SELECTED EXTRACT:
▬▬▬
It is redundant when the IR is also available, which relates to Peter and
others' objections to serializing this back in. An issue with validation
would be if we allowed omission of some fields and/or auto-upgrading as
discussed above. The applied conservative values might very well not match
the recomputed values. But as I mentioned here we may just want to validate
for glaring errors like required info - i.e. I think we should require that
every GV has an associated summary entry.

(except in cases of standalone summaries - which I imagine will be the
> common case in tests, because the summary processing should be tested in
> isolation (except for testing things like this validation logic itself,
> etc)).
▬▬▬
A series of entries
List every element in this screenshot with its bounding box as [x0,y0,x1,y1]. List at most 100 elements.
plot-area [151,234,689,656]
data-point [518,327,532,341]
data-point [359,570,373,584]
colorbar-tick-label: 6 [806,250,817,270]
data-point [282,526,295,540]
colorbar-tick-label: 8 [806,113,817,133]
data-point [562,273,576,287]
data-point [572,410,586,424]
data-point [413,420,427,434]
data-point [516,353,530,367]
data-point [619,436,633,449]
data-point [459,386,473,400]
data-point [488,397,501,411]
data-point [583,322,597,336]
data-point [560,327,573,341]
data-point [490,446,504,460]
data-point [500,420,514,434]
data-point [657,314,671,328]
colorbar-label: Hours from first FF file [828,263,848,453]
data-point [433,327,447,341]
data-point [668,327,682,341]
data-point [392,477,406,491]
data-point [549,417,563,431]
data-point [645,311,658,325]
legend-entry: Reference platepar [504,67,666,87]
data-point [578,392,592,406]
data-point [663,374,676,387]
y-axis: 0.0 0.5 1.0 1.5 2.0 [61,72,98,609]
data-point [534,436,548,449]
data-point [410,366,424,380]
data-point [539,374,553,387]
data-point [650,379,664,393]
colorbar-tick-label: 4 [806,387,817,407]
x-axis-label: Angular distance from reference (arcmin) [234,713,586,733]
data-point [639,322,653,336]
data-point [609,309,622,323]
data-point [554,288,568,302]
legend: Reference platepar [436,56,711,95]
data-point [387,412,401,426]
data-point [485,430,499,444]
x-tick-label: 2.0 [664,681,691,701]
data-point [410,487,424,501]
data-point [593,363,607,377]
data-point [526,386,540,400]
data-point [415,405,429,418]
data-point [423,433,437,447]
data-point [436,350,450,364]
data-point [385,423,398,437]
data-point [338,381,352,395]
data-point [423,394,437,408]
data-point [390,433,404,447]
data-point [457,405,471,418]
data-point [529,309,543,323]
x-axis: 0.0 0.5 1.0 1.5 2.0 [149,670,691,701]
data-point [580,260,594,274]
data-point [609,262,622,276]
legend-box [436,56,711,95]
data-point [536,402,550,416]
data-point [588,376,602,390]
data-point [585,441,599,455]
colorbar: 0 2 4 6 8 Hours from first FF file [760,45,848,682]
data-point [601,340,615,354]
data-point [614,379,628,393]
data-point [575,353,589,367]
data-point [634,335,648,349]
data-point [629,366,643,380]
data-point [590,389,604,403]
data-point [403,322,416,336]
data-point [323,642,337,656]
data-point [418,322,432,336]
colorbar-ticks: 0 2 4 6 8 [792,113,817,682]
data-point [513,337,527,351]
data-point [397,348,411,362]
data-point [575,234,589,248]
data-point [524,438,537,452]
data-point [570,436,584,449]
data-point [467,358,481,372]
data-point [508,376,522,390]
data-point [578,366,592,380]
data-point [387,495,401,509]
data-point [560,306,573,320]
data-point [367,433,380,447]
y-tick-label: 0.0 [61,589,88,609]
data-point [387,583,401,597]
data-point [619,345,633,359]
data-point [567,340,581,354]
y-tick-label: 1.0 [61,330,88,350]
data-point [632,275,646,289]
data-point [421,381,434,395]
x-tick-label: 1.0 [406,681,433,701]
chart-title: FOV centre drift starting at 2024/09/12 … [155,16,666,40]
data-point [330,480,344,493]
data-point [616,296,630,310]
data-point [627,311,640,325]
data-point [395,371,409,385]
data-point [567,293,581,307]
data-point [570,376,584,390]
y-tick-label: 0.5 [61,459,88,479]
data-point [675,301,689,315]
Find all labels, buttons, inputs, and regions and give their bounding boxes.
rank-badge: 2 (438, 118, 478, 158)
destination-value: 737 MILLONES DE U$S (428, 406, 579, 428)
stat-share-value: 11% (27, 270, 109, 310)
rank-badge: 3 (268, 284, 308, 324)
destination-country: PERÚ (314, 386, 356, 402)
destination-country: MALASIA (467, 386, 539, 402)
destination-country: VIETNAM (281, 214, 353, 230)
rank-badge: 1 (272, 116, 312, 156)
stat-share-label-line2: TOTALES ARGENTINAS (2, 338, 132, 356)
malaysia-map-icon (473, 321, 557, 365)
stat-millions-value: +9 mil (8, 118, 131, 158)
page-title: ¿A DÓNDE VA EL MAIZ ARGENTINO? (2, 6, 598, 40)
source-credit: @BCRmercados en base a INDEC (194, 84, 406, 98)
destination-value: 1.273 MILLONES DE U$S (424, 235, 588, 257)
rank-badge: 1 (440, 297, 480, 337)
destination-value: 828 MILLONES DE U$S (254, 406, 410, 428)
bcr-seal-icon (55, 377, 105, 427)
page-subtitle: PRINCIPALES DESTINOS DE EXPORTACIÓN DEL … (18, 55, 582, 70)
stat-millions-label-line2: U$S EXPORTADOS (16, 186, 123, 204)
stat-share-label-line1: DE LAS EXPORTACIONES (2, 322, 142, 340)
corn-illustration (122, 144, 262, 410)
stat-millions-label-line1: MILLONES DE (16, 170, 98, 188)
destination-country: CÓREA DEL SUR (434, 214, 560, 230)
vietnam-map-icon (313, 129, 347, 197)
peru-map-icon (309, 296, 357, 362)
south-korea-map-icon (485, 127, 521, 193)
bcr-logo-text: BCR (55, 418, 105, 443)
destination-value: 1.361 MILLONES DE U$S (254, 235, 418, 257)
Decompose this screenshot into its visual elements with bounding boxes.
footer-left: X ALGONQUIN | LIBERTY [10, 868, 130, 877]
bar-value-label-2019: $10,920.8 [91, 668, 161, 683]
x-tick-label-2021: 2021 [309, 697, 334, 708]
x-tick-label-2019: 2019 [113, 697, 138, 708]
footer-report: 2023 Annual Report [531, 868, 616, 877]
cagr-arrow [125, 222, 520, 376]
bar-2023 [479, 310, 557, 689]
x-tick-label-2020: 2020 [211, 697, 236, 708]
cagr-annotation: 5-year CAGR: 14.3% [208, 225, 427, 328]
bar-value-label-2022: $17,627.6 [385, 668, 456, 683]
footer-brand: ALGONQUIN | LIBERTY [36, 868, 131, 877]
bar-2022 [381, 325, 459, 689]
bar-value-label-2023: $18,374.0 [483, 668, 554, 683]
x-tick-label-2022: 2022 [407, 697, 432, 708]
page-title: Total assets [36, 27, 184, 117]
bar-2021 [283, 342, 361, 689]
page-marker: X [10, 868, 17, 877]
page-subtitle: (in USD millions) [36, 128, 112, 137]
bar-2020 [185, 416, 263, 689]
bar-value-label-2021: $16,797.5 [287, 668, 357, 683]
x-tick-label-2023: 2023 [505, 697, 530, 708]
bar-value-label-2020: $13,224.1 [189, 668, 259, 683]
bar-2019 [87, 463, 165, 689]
▬▬▬
PROBLEM SET:
A - Copy out the full passage on validating summary entries, word for word.
B - Within the entries, from the first line through the line with "data-point [423,433,437,447]", replace "colorbar-tick-label" with "colorbar-tick-text" and give only those lines back, with nothing else altered.
The passage and the entries are unrelated to each other.

THE ANSWERS:
A -
It is redundant when the IR is also available, which relates to Peter and
others' objections to serializing this back in. An issue with validation
would be if we allowed omission of some fields and/or auto-upgrading as
discussed above. The applied conservative values might very well not match
the recomputed values. But as I mentioned here we may just want to validate
for glaring errors like required info - i.e. I think we should require that
every GV has an associated summary entry.

(except in cases of standalone summaries - which I imagine will be the
> common case in tests, because the summary processing should be tested in
> isolation (except for testing things like this validation logic itself,
> etc)).

B -
List every element in this screenshot with its bounding box as [x0,y0,x1,y1]. List at most 100 elements.
plot-area [151,234,689,656]
data-point [518,327,532,341]
data-point [359,570,373,584]
colorbar-tick-text: 6 [806,250,817,270]
data-point [282,526,295,540]
colorbar-tick-text: 8 [806,113,817,133]
data-point [562,273,576,287]
data-point [572,410,586,424]
data-point [413,420,427,434]
data-point [516,353,530,367]
data-point [619,436,633,449]
data-point [459,386,473,400]
data-point [488,397,501,411]
data-point [583,322,597,336]
data-point [560,327,573,341]
data-point [490,446,504,460]
data-point [500,420,514,434]
data-point [657,314,671,328]
colorbar-label: Hours from first FF file [828,263,848,453]
data-point [433,327,447,341]
data-point [668,327,682,341]
data-point [392,477,406,491]
data-point [549,417,563,431]
data-point [645,311,658,325]
legend-entry: Reference platepar [504,67,666,87]
data-point [578,392,592,406]
data-point [663,374,676,387]
y-axis: 0.0 0.5 1.0 1.5 2.0 [61,72,98,609]
data-point [534,436,548,449]
data-point [410,366,424,380]
data-point [539,374,553,387]
data-point [650,379,664,393]
colorbar-tick-text: 4 [806,387,817,407]
x-axis-label: Angular distance from reference (arcmin) [234,713,586,733]
data-point [639,322,653,336]
data-point [609,309,622,323]
data-point [554,288,568,302]
legend: Reference platepar [436,56,711,95]
data-point [387,412,401,426]
data-point [485,430,499,444]
x-tick-label: 2.0 [664,681,691,701]
data-point [410,487,424,501]
data-point [593,363,607,377]
data-point [526,386,540,400]
data-point [415,405,429,418]
data-point [423,433,437,447]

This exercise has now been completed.